## start Quoted text

On Thu, 2008-07-17 at 09:24 -0700, Eric Rannaud wrote:
> BTW, this is another reason to keep the current syntax: it is much
> easier to build a static analyzer for BitC with a lispish syntax than
> with a C like syntax.

>From what I have seen, there are more or less two ways of doing macros:

  1. Have a syntax that cleanly distinguishes between input that is
     well-formed and input that is syntactically correct. Define
     a macro system that implements transforms from well-formed input
     to well-formed input. These macros are processed before the input
     is considered for syntactic, type, or semantic correctness.

     This is actually what LISP does, and I think that it would be
     possible to do this for BitC. Basically, we would define a "low"
     AST form that would be straight S-expressions, and implement macros
     over that.

  2. Have a mechanism by which the parser can be modified by the input
     in well-defined ways. The intuition here is that the parser
     pre-defines all of the legal tree "shapes" that can be accepted,
     and the macro system has the ability to introduce new keywords
     and type constraints that are associated with each shape.

     So, for example, we might have a macro that says "I want to
     define a new keyword 'until' that can appear exactly where the
     existing 'while' keyword can appear. Here is a procedure that
     should be used to re-write that AST before symbol resolution is
     performed. Here is a second procedure that checks additional
     syntactic constraints that I want to impose on the argument ASTs.

## end Quoted text

> **Given request A**: According to the post on macro systems, what kinds of correctness do macros in the first approach run before the input is checked for? List them.

## start Provided information

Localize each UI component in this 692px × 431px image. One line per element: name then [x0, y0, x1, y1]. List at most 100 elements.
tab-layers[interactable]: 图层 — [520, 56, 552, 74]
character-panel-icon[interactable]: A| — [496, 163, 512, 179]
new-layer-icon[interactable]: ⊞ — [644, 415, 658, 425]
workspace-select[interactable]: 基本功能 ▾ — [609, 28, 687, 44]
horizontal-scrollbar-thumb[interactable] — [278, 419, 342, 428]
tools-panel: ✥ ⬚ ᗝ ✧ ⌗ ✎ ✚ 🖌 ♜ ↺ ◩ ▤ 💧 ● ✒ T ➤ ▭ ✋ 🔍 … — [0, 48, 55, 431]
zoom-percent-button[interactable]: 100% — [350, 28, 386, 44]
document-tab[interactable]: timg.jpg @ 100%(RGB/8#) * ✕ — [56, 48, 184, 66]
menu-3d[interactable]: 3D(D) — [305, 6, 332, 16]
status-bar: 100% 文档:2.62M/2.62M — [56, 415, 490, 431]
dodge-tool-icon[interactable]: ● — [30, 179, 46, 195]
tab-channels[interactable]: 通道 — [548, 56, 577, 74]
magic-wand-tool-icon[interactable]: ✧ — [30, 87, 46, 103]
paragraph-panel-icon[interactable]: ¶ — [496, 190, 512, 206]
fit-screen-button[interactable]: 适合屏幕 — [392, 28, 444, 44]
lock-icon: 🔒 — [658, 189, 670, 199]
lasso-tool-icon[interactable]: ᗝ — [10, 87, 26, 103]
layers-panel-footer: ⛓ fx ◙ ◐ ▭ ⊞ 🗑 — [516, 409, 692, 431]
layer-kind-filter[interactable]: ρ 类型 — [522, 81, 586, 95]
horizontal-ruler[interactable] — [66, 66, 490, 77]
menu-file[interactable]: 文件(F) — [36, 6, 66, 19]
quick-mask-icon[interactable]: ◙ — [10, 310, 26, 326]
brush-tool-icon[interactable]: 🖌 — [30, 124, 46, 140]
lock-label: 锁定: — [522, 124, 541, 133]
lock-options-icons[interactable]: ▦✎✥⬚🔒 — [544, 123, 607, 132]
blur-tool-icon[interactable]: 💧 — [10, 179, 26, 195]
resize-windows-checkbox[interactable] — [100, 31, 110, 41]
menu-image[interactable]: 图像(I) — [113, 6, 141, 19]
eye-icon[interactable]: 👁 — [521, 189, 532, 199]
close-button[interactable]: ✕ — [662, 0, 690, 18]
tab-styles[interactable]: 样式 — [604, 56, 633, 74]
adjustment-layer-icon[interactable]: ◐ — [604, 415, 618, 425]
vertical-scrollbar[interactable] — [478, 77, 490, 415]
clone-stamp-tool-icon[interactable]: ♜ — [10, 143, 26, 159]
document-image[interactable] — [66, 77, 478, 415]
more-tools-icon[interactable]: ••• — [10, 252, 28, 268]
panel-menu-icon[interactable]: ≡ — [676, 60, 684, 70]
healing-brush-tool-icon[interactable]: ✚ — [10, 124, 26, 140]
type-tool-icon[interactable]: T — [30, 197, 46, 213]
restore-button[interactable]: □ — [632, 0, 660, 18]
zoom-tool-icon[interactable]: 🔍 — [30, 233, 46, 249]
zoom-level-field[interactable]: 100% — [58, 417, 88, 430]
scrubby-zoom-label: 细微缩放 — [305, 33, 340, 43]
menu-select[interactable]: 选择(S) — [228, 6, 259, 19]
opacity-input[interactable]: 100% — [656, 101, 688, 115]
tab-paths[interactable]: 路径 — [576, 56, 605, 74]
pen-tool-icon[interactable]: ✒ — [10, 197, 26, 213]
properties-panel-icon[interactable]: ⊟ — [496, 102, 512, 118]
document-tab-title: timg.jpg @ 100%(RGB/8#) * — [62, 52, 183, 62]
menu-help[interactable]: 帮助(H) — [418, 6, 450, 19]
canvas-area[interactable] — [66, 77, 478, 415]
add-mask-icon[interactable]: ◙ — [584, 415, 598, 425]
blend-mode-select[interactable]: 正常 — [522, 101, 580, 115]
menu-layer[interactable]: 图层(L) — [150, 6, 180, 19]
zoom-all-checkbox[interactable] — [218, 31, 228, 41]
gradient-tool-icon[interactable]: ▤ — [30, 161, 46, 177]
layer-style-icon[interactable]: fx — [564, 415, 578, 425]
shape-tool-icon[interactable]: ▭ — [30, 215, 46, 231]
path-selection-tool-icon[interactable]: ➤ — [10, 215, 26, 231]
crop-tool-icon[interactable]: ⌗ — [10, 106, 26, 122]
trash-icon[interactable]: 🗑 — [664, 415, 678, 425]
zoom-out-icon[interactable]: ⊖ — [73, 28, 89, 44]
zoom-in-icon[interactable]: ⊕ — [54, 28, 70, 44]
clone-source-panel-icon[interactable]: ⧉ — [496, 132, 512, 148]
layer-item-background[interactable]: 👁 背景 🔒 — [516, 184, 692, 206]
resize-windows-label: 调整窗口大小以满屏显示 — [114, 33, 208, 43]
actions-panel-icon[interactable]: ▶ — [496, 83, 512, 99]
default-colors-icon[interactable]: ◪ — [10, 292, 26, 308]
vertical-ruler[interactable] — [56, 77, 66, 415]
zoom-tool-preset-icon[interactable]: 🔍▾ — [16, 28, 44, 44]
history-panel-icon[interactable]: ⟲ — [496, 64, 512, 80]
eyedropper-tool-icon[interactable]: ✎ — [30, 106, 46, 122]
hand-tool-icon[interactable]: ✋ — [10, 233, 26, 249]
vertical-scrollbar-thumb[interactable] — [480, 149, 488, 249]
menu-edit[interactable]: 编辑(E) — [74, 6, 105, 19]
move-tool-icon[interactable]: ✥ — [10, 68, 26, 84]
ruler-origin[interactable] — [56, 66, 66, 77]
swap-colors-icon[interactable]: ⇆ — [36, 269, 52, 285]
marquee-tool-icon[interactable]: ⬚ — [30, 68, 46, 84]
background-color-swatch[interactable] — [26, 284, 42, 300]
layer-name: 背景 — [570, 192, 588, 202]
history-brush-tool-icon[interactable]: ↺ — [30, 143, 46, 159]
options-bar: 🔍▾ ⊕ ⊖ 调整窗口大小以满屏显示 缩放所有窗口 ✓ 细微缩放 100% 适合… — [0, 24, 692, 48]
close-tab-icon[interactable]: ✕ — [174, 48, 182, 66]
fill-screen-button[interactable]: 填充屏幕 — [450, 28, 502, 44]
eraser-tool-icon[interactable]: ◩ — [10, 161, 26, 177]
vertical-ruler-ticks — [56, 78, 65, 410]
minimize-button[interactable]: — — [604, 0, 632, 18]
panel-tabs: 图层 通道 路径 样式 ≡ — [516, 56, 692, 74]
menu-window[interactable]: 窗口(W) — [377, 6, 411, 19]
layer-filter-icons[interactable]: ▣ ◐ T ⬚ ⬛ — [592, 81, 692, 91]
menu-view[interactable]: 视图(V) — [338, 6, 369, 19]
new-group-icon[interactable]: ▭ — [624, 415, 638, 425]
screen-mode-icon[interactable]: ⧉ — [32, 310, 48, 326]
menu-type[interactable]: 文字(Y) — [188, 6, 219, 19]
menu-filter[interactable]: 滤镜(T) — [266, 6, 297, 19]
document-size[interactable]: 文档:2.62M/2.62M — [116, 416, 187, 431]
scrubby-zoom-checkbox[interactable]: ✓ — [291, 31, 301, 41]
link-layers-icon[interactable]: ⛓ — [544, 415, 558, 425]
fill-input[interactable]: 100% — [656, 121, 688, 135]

## end Provided information

> **Given request B**: Reproduce the stretch of the rows from their first line through the line that contains "zoom-percent-button[interactable]: 100% —", including both ends.

> **Correct output A**: Syntactic, type, and semantic correctness.

> **Correct output B**:
Localize each UI component in this 692px × 431px image. One line per element: name then [x0, y0, x1, y1]. List at most 100 elements.
tab-layers[interactable]: 图层 — [520, 56, 552, 74]
character-panel-icon[interactable]: A| — [496, 163, 512, 179]
new-layer-icon[interactable]: ⊞ — [644, 415, 658, 425]
workspace-select[interactable]: 基本功能 ▾ — [609, 28, 687, 44]
horizontal-scrollbar-thumb[interactable] — [278, 419, 342, 428]
tools-panel: ✥ ⬚ ᗝ ✧ ⌗ ✎ ✚ 🖌 ♜ ↺ ◩ ▤ 💧 ● ✒ T ➤ ▭ ✋ 🔍 … — [0, 48, 55, 431]
zoom-percent-button[interactable]: 100% — [350, 28, 386, 44]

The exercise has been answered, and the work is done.